| The request |
Transcribe each record exactly. Include every one.

| Dataset entries |
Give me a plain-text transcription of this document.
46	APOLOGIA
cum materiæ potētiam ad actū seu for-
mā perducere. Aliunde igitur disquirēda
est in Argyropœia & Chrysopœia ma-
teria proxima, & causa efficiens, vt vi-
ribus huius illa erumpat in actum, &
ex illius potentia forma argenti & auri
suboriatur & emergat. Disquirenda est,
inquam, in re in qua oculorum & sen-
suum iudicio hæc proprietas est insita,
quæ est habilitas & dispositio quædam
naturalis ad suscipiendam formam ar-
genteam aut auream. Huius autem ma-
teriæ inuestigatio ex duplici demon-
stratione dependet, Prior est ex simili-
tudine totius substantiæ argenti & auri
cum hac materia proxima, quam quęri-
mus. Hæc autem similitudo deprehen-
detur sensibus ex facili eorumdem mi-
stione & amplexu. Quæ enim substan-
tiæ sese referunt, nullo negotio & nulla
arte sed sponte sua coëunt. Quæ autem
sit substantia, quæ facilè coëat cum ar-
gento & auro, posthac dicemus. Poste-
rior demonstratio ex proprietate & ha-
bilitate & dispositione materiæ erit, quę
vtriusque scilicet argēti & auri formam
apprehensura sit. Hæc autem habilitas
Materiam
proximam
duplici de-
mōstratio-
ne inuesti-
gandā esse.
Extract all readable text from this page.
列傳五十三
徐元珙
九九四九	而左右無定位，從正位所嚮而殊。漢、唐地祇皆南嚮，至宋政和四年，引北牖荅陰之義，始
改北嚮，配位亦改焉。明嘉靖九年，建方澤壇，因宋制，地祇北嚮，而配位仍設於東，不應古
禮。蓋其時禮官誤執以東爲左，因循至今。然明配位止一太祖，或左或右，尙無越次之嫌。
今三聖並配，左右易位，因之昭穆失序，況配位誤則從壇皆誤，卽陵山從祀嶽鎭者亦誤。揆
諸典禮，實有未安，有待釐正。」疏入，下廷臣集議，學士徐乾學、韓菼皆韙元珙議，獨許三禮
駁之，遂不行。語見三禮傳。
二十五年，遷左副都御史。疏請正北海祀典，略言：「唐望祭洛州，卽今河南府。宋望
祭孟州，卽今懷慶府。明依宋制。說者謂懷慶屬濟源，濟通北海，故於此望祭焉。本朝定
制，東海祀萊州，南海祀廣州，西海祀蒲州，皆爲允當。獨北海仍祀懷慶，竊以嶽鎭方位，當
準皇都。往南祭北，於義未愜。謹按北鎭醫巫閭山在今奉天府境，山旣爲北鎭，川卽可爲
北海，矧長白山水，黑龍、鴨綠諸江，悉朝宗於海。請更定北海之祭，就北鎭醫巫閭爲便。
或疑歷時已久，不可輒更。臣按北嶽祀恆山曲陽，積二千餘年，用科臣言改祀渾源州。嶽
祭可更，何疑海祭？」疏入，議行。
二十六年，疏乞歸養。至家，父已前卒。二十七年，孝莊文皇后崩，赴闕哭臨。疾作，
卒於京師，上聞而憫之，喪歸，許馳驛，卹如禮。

| Complete answer |
Give me a plain-text transcription of this document.
46	APOLOGIA
cum materiæ potētiam ad actū seu for-
mā perducere. Aliunde igitur disquirēda
est in Argyropœia & Chrysopœia ma-
teria proxima, & causa efficiens, vt vi-
ribus huius illa erumpat in actum, &
ex illius potentia forma argenti & auri
suboriatur & emergat. Disquirenda est,
inquam, in re in qua oculorum & sen-
suum iudicio hæc proprietas est insita,
quæ est habilitas & dispositio quædam
naturalis ad suscipiendam formam ar-
genteam aut auream. Huius autem ma-
teriæ inuestigatio ex duplici demon-
stratione dependet, Prior est ex simili-
tudine totius substantiæ argenti & auri
cum hac materia proxima, quam quęri-
mus. Hæc autem similitudo deprehen-
detur sensibus ex facili eorumdem mi-
stione & amplexu. Quæ enim substan-
tiæ sese referunt, nullo negotio & nulla
arte sed sponte sua coëunt. Quæ autem
sit substantia, quæ facilè coëat cum ar-
gento & auro, posthac dicemus. Poste-
rior demonstratio ex proprietate & ha-
bilitate & dispositione materiæ erit, quę
vtriusque scilicet argēti & auri formam
apprehensura sit. Hæc autem habilitas
Materiam
proximam
duplici de-
mōstratio-
ne inuesti-
gandā esse.
Extract all readable text from this page.
列傳五十三
徐元珙
九九四九	而左右無定位，從正位所嚮而殊。漢、唐地祇皆南嚮，至宋政和四年，引北牖荅陰之義，始
改北嚮，配位亦改焉。明嘉靖九年，建方澤壇，因宋制，地祇北嚮，而配位仍設於東，不應古
禮。蓋其時禮官誤執以東爲左，因循至今。然明配位止一太祖，或左或右，尙無越次之嫌。
今三聖並配，左右易位，因之昭穆失序，況配位誤則從壇皆誤，卽陵山從祀嶽鎭者亦誤。揆
諸典禮，實有未安，有待釐正。」疏入，下廷臣集議，學士徐乾學、韓菼皆韙元珙議，獨許三禮
駁之，遂不行。語見三禮傳。
二十五年，遷左副都御史。疏請正北海祀典，略言：「唐望祭洛州，卽今河南府。宋望
祭孟州，卽今懷慶府。明依宋制。說者謂懷慶屬濟源，濟通北海，故於此望祭焉。本朝定
制，東海祀萊州，南海祀廣州，西海祀蒲州，皆爲允當。獨北海仍祀懷慶，竊以嶽鎭方位，當
準皇都。往南祭北，於義未愜。謹按北鎭醫巫閭山在今奉天府境，山旣爲北鎭，川卽可爲
北海，矧長白山水，黑龍、鴨綠諸江，悉朝宗於海。請更定北海之祭，就北鎭醫巫閭爲便。
或疑歷時已久，不可輒更。臣按北嶽祀恆山曲陽，積二千餘年，用科臣言改祀渾源州。嶽
祭可更，何疑海祭？」疏入，議行。
二十六年，疏乞歸養。至家，父已前卒。二十七年，孝莊文皇后崩，赴闕哭臨。疾作，
卒於京師，上聞而憫之，喪歸，許馳驛，卹如禮。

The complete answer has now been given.